[WORK TO BE COMPLETED] Copy out all lines of the records in which the word "Structural" appears.

◆ ◆ ◆ ◆ ◆ ◆ ◆

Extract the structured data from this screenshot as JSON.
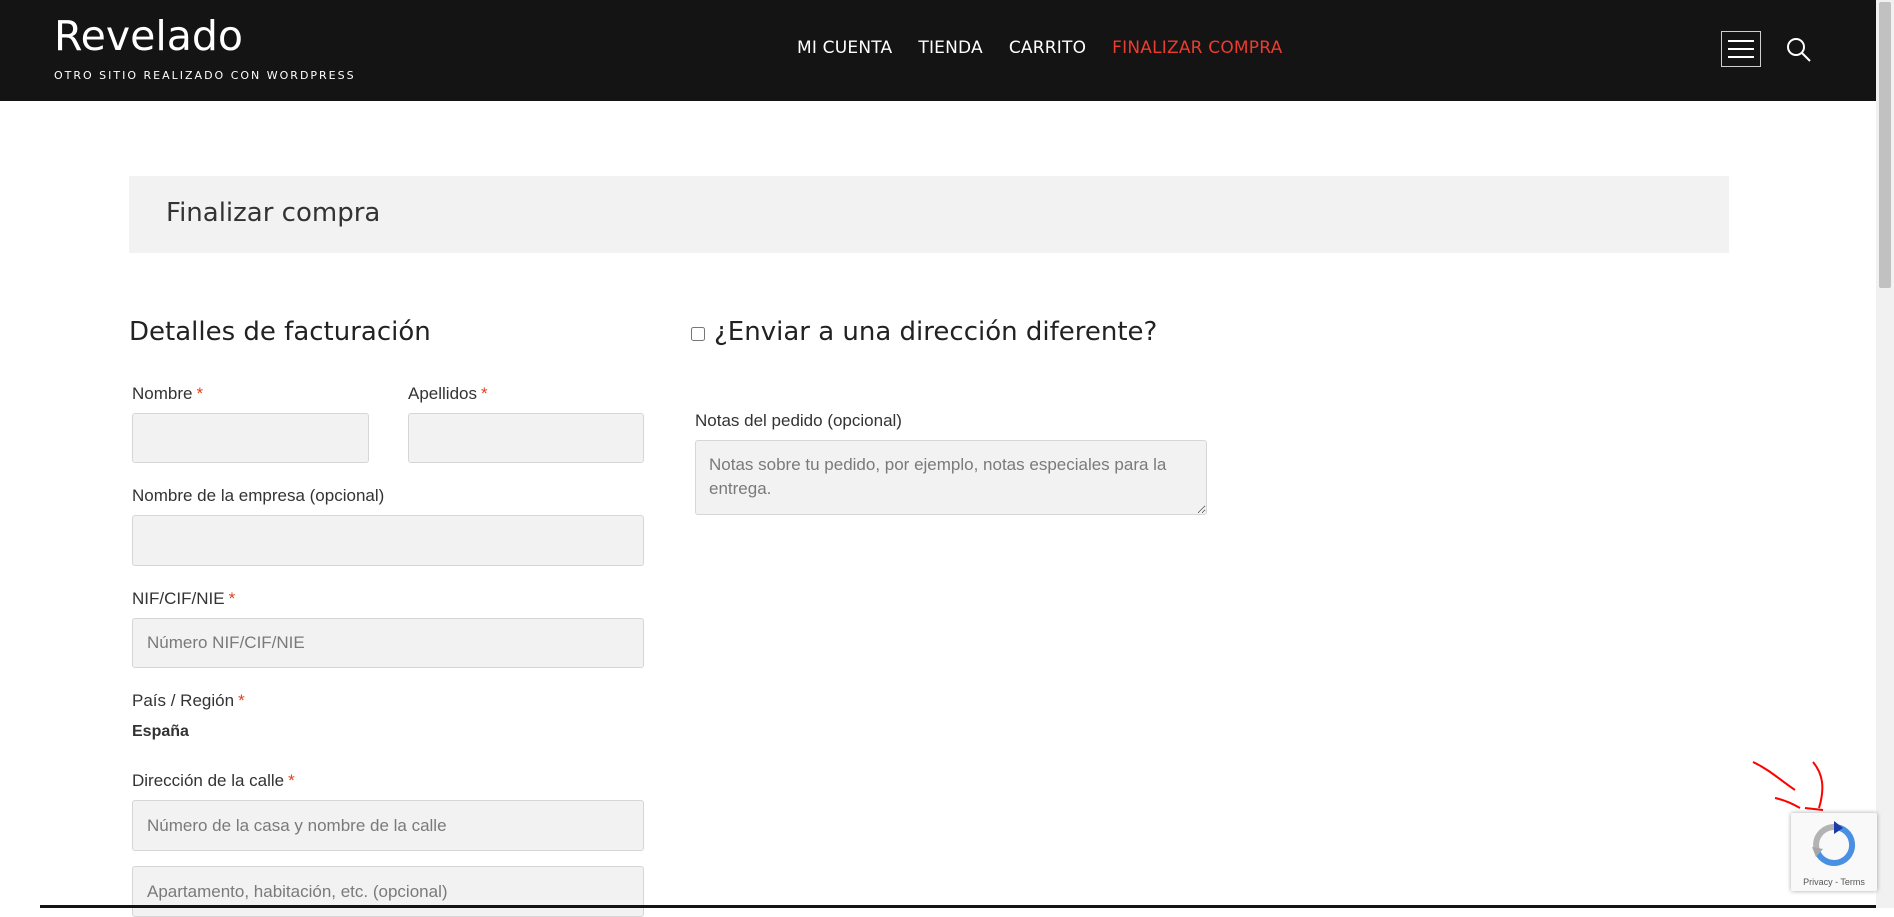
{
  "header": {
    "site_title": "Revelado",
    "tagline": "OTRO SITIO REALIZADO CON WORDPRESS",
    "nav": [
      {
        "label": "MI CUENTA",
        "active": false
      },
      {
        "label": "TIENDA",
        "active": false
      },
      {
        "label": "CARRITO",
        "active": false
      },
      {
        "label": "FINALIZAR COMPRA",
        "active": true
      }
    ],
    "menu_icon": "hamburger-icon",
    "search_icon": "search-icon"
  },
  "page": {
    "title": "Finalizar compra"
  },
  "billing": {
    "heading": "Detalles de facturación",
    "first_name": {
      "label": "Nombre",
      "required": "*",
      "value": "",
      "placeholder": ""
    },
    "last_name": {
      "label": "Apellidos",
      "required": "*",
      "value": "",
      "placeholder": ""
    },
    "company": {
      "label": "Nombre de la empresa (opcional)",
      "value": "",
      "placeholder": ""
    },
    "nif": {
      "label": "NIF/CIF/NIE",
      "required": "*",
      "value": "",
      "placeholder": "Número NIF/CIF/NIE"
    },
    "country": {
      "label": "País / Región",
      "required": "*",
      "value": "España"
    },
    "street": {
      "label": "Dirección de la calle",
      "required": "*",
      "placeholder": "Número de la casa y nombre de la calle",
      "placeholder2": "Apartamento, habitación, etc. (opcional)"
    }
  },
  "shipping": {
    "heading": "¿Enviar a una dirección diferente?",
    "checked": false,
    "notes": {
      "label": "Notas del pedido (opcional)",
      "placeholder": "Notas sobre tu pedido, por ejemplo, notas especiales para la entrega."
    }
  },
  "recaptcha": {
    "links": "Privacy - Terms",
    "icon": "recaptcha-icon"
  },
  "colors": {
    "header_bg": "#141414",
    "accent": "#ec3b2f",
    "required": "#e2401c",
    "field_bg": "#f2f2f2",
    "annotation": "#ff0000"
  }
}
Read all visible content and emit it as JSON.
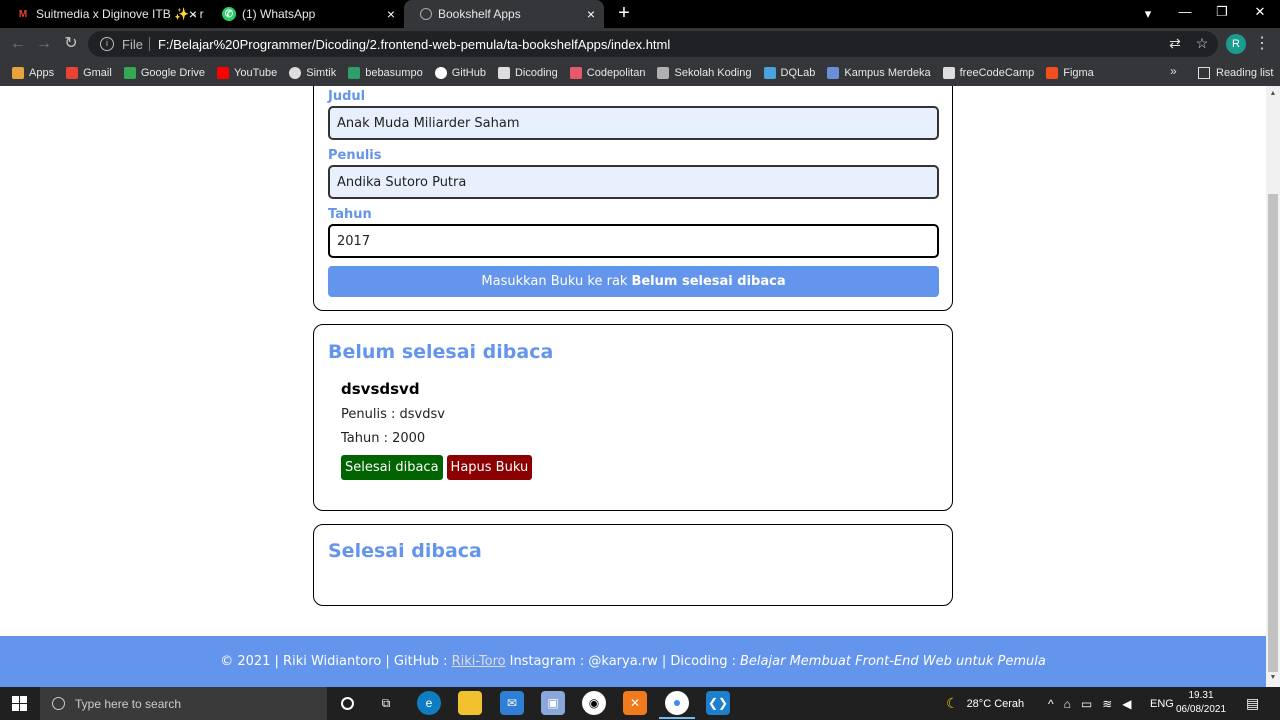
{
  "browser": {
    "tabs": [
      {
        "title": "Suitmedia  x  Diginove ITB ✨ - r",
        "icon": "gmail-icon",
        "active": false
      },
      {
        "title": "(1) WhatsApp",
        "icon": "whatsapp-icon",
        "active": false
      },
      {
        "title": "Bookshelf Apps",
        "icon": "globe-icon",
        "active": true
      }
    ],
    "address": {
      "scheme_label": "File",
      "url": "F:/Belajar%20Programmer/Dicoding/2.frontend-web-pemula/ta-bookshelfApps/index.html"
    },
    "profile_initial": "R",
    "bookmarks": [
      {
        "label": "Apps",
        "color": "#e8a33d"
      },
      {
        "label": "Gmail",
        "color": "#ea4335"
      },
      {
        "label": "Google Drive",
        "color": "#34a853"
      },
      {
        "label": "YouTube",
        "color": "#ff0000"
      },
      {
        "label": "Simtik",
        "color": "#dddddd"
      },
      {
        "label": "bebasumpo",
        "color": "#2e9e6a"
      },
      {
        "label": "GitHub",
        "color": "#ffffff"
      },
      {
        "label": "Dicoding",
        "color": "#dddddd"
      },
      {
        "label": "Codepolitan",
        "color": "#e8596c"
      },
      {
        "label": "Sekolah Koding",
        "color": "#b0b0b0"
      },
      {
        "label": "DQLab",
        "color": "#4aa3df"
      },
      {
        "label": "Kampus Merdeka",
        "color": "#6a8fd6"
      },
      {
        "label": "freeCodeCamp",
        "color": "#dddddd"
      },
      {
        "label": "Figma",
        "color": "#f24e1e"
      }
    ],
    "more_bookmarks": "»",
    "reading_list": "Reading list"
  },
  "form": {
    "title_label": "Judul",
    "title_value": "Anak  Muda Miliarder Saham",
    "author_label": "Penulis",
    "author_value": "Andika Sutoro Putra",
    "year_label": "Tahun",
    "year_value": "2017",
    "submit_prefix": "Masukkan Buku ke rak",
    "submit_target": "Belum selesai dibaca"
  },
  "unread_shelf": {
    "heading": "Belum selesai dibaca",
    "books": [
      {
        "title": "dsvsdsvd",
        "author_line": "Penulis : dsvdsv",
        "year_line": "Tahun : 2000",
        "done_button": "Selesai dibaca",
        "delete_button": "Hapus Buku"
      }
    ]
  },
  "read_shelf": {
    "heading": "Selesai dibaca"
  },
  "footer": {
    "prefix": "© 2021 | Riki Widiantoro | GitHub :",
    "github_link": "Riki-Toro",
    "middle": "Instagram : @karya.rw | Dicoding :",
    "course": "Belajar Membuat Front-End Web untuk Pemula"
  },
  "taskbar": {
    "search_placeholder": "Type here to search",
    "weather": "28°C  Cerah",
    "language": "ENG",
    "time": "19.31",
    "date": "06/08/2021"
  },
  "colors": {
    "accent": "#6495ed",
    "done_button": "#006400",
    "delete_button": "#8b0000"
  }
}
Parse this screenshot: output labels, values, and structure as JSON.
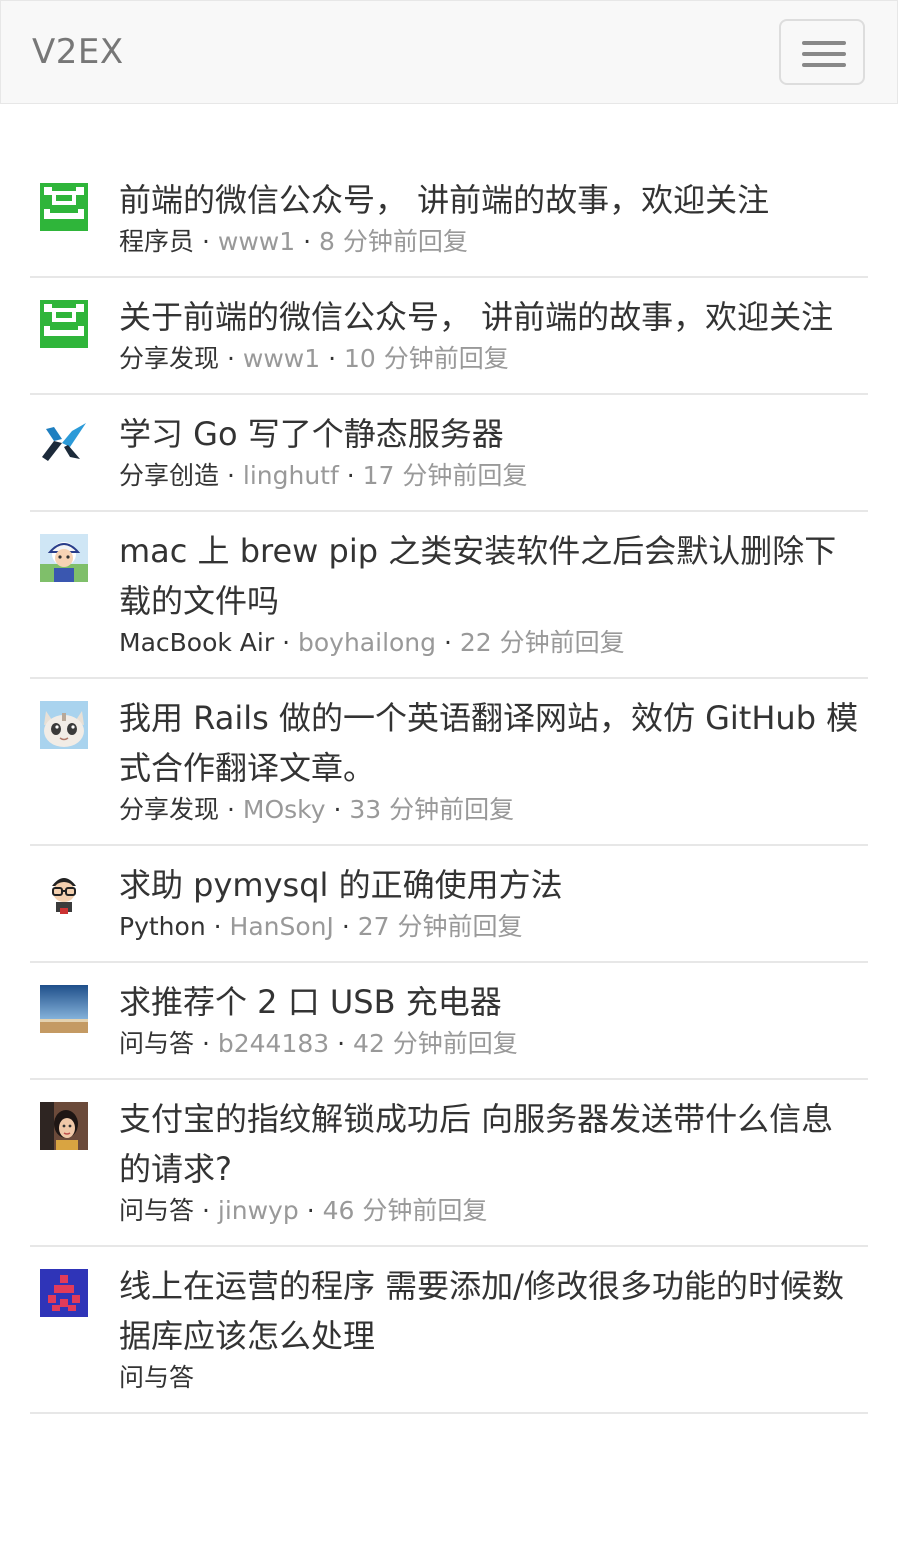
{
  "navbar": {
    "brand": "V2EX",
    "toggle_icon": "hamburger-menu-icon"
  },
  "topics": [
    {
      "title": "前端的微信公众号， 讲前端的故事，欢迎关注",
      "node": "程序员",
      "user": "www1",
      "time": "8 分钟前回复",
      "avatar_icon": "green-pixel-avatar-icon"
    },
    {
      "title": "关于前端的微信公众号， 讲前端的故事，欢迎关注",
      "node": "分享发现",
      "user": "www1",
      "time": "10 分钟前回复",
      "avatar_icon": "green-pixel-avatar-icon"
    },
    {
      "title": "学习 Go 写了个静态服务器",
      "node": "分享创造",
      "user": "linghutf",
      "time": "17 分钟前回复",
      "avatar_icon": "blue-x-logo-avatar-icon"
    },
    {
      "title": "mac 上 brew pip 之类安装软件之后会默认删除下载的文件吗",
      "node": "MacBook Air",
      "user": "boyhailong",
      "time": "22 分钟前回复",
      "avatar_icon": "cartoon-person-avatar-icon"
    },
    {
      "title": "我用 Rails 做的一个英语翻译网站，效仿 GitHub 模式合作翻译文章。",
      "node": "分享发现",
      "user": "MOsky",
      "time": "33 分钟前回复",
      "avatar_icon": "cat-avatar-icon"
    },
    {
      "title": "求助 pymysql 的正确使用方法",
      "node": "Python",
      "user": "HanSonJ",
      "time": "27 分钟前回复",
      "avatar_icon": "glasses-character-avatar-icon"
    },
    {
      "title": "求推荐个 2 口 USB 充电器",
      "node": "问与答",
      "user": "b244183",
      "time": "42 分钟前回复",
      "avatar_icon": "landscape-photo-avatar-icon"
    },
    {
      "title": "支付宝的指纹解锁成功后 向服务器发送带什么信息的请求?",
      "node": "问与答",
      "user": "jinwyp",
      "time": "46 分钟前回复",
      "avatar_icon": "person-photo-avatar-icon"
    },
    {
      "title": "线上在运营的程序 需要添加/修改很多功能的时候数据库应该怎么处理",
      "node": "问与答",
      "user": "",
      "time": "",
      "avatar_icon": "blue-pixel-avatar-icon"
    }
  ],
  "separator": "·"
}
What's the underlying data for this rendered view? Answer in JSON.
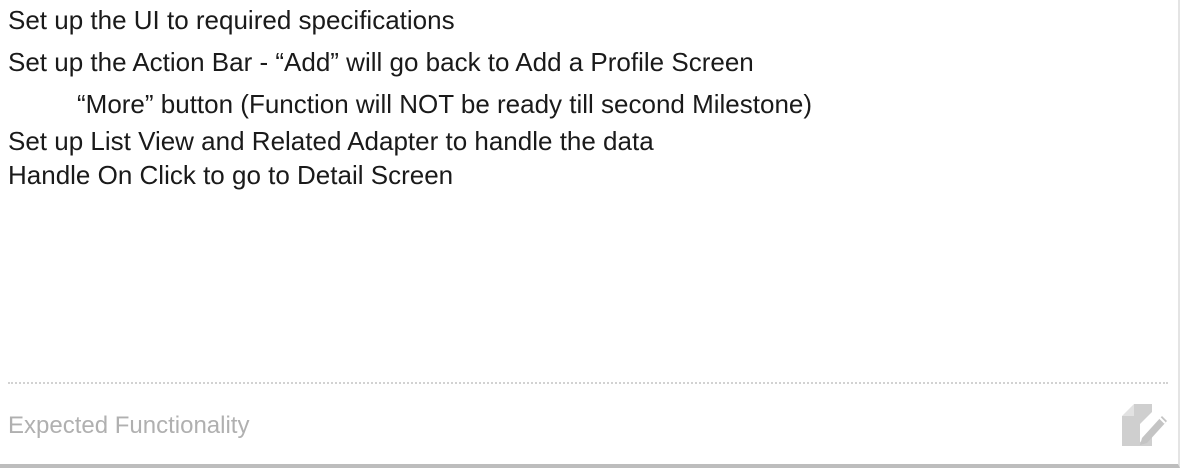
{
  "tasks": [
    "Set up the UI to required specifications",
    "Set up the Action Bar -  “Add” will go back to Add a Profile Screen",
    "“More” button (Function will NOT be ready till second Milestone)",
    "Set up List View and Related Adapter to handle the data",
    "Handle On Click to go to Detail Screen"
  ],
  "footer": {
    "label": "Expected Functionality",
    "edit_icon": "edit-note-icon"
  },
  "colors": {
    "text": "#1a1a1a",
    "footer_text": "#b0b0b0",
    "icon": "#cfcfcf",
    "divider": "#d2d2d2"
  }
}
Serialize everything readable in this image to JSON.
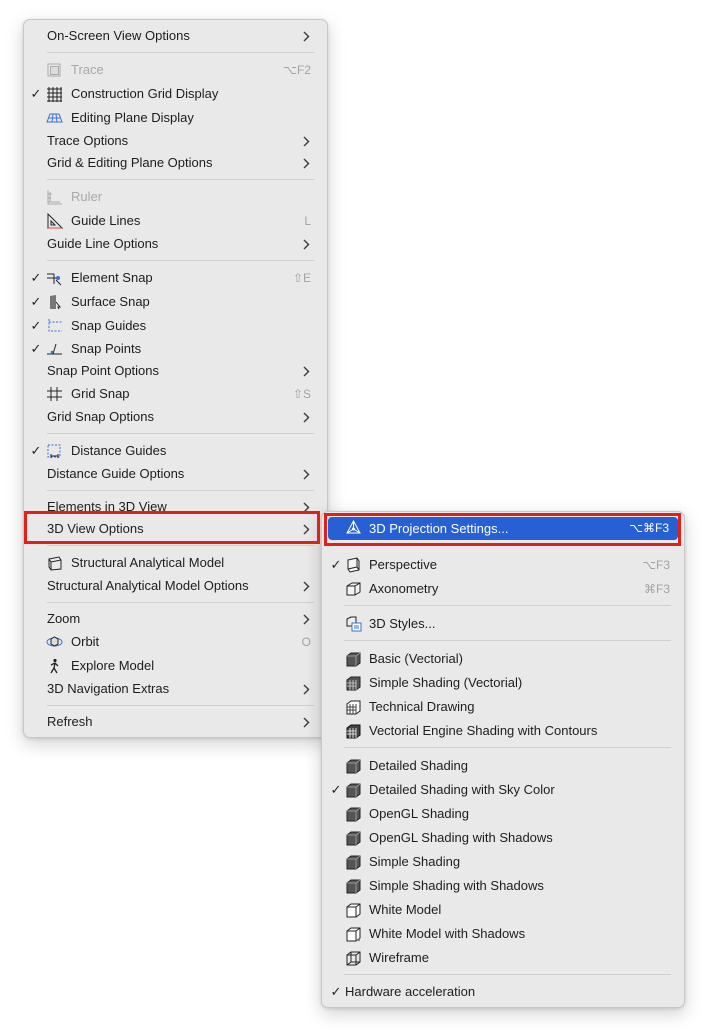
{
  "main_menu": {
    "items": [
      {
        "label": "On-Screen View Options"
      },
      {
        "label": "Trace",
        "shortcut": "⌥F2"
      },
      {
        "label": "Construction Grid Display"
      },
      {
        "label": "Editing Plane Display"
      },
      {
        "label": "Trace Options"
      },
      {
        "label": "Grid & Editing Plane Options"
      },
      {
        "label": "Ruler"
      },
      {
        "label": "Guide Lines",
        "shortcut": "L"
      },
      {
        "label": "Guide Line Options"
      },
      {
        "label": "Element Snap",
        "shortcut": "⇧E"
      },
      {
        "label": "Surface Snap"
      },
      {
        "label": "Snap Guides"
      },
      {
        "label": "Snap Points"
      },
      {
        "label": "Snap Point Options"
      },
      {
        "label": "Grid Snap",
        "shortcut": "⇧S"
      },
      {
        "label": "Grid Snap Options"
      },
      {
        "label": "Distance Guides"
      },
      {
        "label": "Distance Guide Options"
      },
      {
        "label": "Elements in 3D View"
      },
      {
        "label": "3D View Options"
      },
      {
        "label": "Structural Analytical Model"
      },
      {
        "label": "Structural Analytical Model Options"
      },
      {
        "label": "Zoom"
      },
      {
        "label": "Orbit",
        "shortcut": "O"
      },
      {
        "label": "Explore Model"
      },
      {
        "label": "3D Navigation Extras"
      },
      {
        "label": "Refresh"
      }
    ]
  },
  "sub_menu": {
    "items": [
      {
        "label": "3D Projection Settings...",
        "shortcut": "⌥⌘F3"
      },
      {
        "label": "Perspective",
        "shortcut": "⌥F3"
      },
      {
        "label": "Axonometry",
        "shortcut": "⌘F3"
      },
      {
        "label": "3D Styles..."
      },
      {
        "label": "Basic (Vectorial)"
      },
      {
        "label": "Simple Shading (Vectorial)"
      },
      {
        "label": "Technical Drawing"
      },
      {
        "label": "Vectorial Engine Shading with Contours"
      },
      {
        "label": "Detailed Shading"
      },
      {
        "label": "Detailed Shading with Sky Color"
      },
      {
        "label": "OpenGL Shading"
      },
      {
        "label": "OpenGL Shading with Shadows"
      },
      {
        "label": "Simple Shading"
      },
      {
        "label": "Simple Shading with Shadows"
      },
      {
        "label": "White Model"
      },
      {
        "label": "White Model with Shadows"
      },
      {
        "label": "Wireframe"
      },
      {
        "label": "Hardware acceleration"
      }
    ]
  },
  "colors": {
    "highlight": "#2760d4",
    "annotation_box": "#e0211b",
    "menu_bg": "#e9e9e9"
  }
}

◆ ◆ ◆ ◆ ◆ ◆ ◆

[RESULT OF THIS EXERCISE]
        "label": "Structural Analytical Model"
        "label": "Structural Analytical Model Options"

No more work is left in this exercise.